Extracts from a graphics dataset
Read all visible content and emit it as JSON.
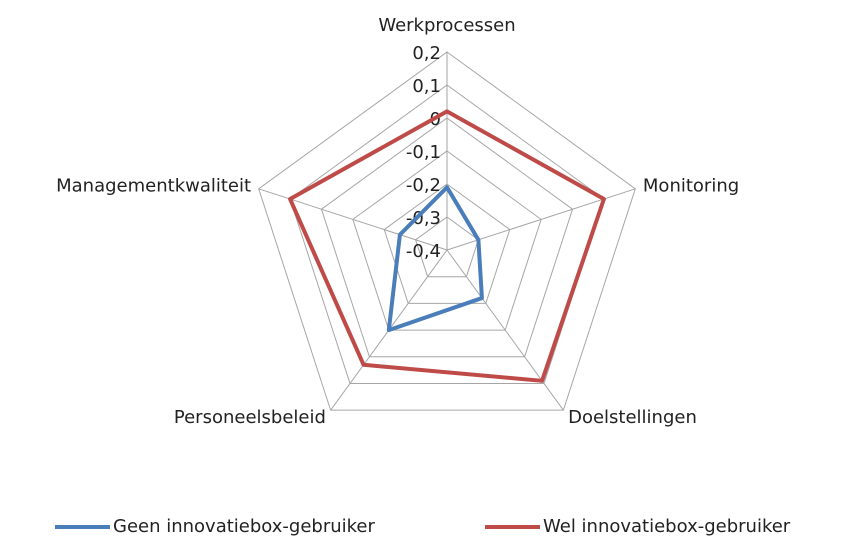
{
  "chart_data": {
    "type": "radar",
    "categories": [
      "Werkprocessen",
      "Monitoring",
      "Doelstellingen",
      "Personeelsbeleid",
      "Managementkwaliteit"
    ],
    "series": [
      {
        "name": "Geen innovatiebox-gebruiker",
        "color": "#4a7ebb",
        "values": [
          -0.21,
          -0.3,
          -0.22,
          -0.1,
          -0.25
        ]
      },
      {
        "name": "Wel innovatiebox-gebruiker",
        "color": "#be4b48",
        "values": [
          0.02,
          0.1,
          0.09,
          0.03,
          0.1
        ]
      }
    ],
    "ylim": [
      -0.4,
      0.2
    ],
    "yticks": [
      {
        "value": -0.4,
        "label": "-0,4"
      },
      {
        "value": -0.3,
        "label": "-0,3"
      },
      {
        "value": -0.2,
        "label": "-0,2"
      },
      {
        "value": -0.1,
        "label": "-0,1"
      },
      0,
      {
        "value": 0.1,
        "label": "0,1"
      },
      {
        "value": 0.2,
        "label": "0,2"
      }
    ],
    "grid": true,
    "legend": "bottom"
  }
}
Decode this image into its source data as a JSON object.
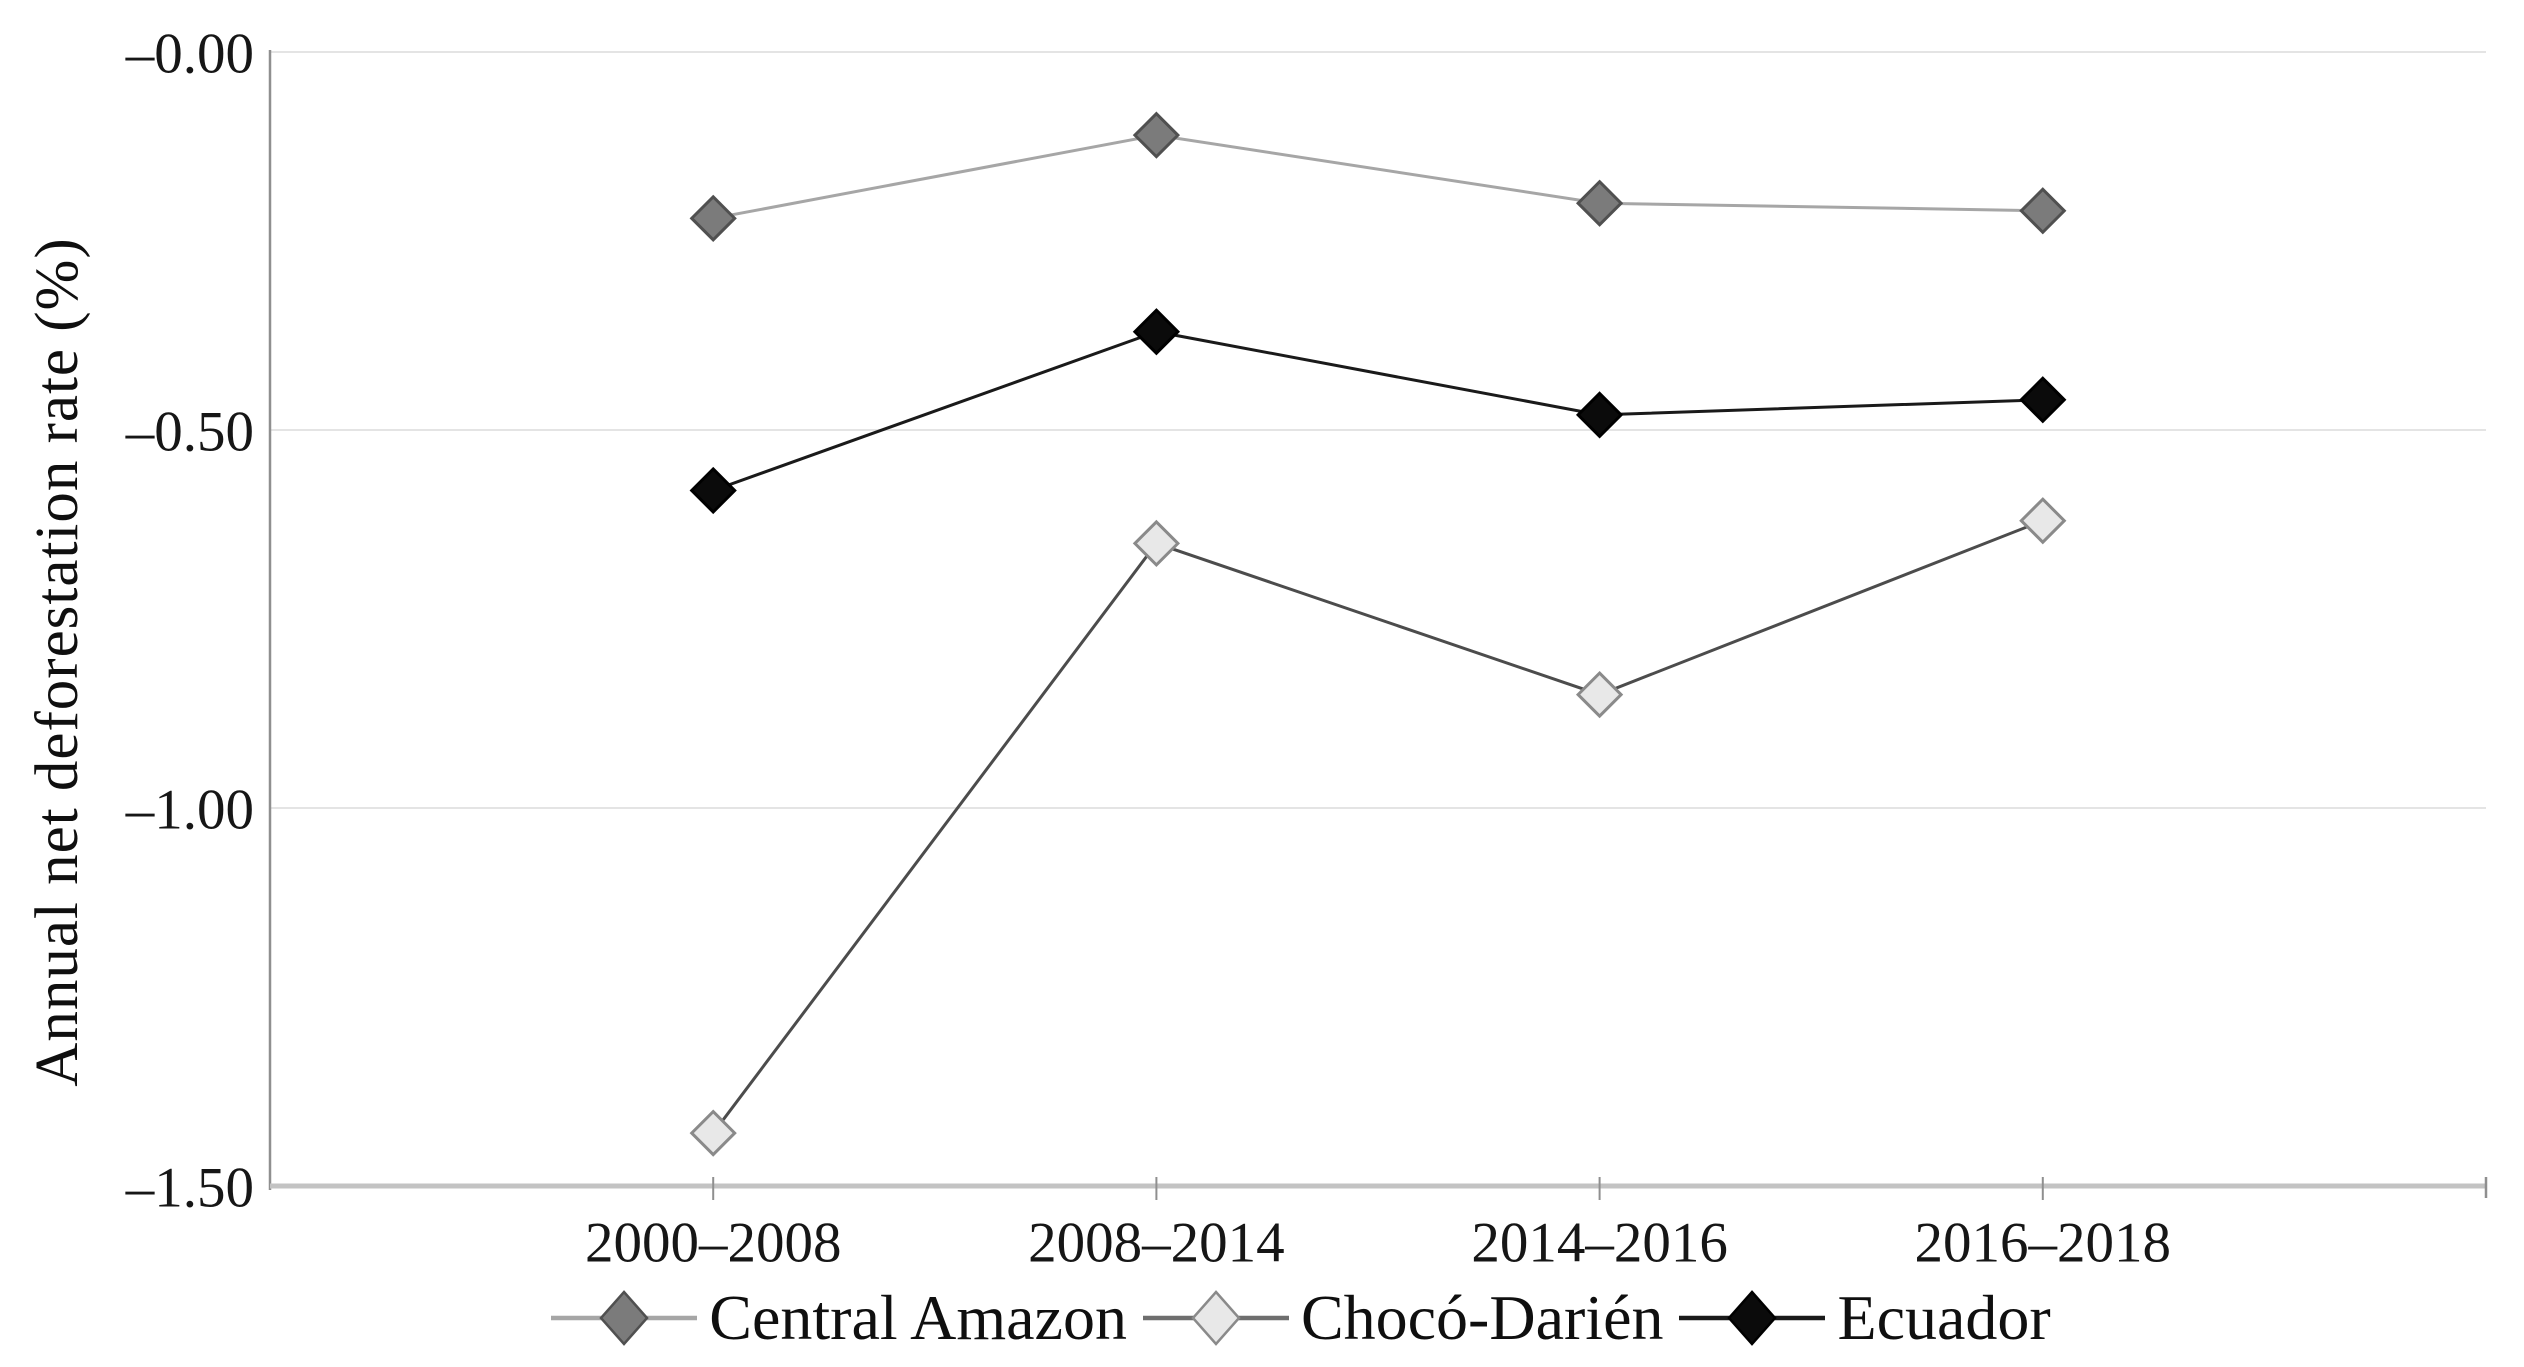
{
  "chart_data": {
    "type": "line",
    "title": "",
    "ylabel": "Annual net deforestation rate (%)",
    "xlabel": "",
    "categories": [
      "2000–2008",
      "2008–2014",
      "2014–2016",
      "2016–2018"
    ],
    "series": [
      {
        "name": "Central Amazon",
        "values": [
          -0.22,
          -0.11,
          -0.2,
          -0.21
        ],
        "line_color": "#a6a6a6",
        "marker_fill": "#7b7b7b",
        "marker_stroke": "#505050",
        "marker": "diamond"
      },
      {
        "name": "Chocó-Darién",
        "values": [
          -1.43,
          -0.65,
          -0.85,
          -0.62
        ],
        "line_color": "#4c4c4c",
        "legend_line_color": "#6e6e6e",
        "marker_fill": "#e8e8e8",
        "marker_stroke": "#8a8a8a",
        "marker": "diamond"
      },
      {
        "name": "Ecuador",
        "values": [
          -0.58,
          -0.37,
          -0.48,
          -0.46
        ],
        "line_color": "#1a1a1a",
        "marker_fill": "#0b0b0b",
        "marker_stroke": "#000000",
        "marker": "diamond"
      }
    ],
    "ylim": [
      -1.5,
      0
    ],
    "y_ticks": [
      {
        "label": "–0.00",
        "value": 0
      },
      {
        "label": "–0.50",
        "value": -0.5
      },
      {
        "label": "–1.00",
        "value": -1.0
      },
      {
        "label": "–1.50",
        "value": -1.5
      }
    ],
    "grid": true,
    "legend_position": "bottom",
    "axis_style": {
      "gridline_color": "#e4e4e4",
      "x_axis_color": "#c3c3c3",
      "y_axis_color": "#8f8f8f",
      "tick_color": "#8f8f8f",
      "tick_label_color": "#161616"
    }
  }
}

# [WRITTEN TASK]
Count the lines above in which the word "JSON" appears, then state only that count.

# [SOLUTION FOR THIS EXERCISE]
2